◆ Set problem: All of the entries need to be written out again, exactly as they are.

# Data records start

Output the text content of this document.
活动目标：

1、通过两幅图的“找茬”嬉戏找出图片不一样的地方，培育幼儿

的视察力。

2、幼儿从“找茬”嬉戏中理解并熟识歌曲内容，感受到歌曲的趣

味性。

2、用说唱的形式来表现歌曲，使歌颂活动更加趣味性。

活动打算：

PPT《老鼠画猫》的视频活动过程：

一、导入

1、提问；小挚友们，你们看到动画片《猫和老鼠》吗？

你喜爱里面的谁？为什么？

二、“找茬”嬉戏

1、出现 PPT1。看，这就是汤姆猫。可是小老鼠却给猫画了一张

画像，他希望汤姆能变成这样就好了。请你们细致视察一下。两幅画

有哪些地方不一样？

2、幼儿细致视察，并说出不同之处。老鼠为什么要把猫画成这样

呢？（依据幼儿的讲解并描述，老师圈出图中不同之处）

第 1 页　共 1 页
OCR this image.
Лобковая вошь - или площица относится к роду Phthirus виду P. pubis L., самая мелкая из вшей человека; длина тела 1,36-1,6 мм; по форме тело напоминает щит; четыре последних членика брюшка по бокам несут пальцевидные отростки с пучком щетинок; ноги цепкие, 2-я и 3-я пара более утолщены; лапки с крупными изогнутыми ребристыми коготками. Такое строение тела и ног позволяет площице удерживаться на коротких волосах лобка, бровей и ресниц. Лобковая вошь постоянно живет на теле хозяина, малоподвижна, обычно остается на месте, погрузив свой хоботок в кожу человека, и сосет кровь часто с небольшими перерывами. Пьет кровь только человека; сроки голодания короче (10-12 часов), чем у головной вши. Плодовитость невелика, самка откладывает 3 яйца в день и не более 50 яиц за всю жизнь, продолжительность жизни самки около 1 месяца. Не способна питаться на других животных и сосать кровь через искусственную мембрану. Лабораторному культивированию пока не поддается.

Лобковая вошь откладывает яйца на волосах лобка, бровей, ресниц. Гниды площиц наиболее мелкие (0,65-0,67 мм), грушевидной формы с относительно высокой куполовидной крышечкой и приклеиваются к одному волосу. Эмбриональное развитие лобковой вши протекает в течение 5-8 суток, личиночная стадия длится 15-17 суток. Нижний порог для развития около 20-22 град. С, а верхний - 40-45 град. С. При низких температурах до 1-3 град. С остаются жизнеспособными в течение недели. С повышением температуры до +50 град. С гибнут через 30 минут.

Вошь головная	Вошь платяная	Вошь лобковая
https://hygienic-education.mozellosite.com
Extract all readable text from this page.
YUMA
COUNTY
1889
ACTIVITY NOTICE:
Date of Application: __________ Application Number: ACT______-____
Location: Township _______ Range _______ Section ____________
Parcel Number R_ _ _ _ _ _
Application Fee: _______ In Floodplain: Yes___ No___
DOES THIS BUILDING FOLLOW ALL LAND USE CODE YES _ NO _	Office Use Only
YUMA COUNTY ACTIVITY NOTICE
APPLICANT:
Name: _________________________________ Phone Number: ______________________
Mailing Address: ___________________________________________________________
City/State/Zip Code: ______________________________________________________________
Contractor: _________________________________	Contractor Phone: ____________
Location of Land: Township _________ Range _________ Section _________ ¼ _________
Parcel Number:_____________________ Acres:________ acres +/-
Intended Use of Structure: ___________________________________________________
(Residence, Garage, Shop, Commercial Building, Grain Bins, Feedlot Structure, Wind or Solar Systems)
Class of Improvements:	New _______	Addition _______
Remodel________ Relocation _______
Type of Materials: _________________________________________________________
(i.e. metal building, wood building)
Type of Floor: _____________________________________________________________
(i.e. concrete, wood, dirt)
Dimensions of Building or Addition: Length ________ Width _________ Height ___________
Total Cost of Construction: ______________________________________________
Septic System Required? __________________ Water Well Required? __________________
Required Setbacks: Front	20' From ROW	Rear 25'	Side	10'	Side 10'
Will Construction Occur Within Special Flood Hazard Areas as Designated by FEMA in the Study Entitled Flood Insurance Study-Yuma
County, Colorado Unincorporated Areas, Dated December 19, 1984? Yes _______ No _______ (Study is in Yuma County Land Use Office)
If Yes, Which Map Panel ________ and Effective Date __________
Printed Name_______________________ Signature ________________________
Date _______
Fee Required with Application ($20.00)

# Data records end

◆ Correct output:
Output the text content of this document.
活动目标：

1、通过两幅图的“找茬”嬉戏找出图片不一样的地方，培育幼儿

的视察力。

2、幼儿从“找茬”嬉戏中理解并熟识歌曲内容，感受到歌曲的趣

味性。

2、用说唱的形式来表现歌曲，使歌颂活动更加趣味性。

活动打算：

PPT《老鼠画猫》的视频活动过程：

一、导入

1、提问；小挚友们，你们看到动画片《猫和老鼠》吗？

你喜爱里面的谁？为什么？

二、“找茬”嬉戏

1、出现 PPT1。看，这就是汤姆猫。可是小老鼠却给猫画了一张

画像，他希望汤姆能变成这样就好了。请你们细致视察一下。两幅画

有哪些地方不一样？

2、幼儿细致视察，并说出不同之处。老鼠为什么要把猫画成这样

呢？（依据幼儿的讲解并描述，老师圈出图中不同之处）

第 1 页　共 1 页
OCR this image.
Лобковая вошь - или площица относится к роду Phthirus виду P. pubis L., самая мелкая из вшей человека; длина тела 1,36-1,6 мм; по форме тело напоминает щит; четыре последних членика брюшка по бокам несут пальцевидные отростки с пучком щетинок; ноги цепкие, 2-я и 3-я пара более утолщены; лапки с крупными изогнутыми ребристыми коготками. Такое строение тела и ног позволяет площице удерживаться на коротких волосах лобка, бровей и ресниц. Лобковая вошь постоянно живет на теле хозяина, малоподвижна, обычно остается на месте, погрузив свой хоботок в кожу человека, и сосет кровь часто с небольшими перерывами. Пьет кровь только человека; сроки голодания короче (10-12 часов), чем у головной вши. Плодовитость невелика, самка откладывает 3 яйца в день и не более 50 яиц за всю жизнь, продолжительность жизни самки около 1 месяца. Не способна питаться на других животных и сосать кровь через искусственную мембрану. Лабораторному культивированию пока не поддается.

Лобковая вошь откладывает яйца на волосах лобка, бровей, ресниц. Гниды площиц наиболее мелкие (0,65-0,67 мм), грушевидной формы с относительно высокой куполовидной крышечкой и приклеиваются к одному волосу. Эмбриональное развитие лобковой вши протекает в течение 5-8 суток, личиночная стадия длится 15-17 суток. Нижний порог для развития около 20-22 град. С, а верхний - 40-45 град. С. При низких температурах до 1-3 град. С остаются жизнеспособными в течение недели. С повышением температуры до +50 град. С гибнут через 30 минут.

Вошь головная	Вошь платяная	Вошь лобковая
https://hygienic-education.mozellosite.com
Extract all readable text from this page.
YUMA
COUNTY
1889
ACTIVITY NOTICE:
Date of Application: __________ Application Number: ACT______-____
Location: Township _______ Range _______ Section ____________
Parcel Number R_ _ _ _ _ _
Application Fee: _______ In Floodplain: Yes___ No___
DOES THIS BUILDING FOLLOW ALL LAND USE CODE YES _ NO _	Office Use Only
YUMA COUNTY ACTIVITY NOTICE
APPLICANT:
Name: _________________________________ Phone Number: ______________________
Mailing Address: ___________________________________________________________
City/State/Zip Code: ______________________________________________________________
Contractor: _________________________________	Contractor Phone: ____________
Location of Land: Township _________ Range _________ Section _________ ¼ _________
Parcel Number:_____________________ Acres:________ acres +/-
Intended Use of Structure: ___________________________________________________
(Residence, Garage, Shop, Commercial Building, Grain Bins, Feedlot Structure, Wind or Solar Systems)
Class of Improvements:	New _______	Addition _______
Remodel________ Relocation _______
Type of Materials: _________________________________________________________
(i.e. metal building, wood building)
Type of Floor: _____________________________________________________________
(i.e. concrete, wood, dirt)
Dimensions of Building or Addition: Length ________ Width _________ Height ___________
Total Cost of Construction: ______________________________________________
Septic System Required? __________________ Water Well Required? __________________
Required Setbacks: Front	20' From ROW	Rear 25'	Side	10'	Side 10'
Will Construction Occur Within Special Flood Hazard Areas as Designated by FEMA in the Study Entitled Flood Insurance Study-Yuma
County, Colorado Unincorporated Areas, Dated December 19, 1984? Yes _______ No _______ (Study is in Yuma County Land Use Office)
If Yes, Which Map Panel ________ and Effective Date __________
Printed Name_______________________ Signature ________________________
Date _______
Fee Required with Application ($20.00)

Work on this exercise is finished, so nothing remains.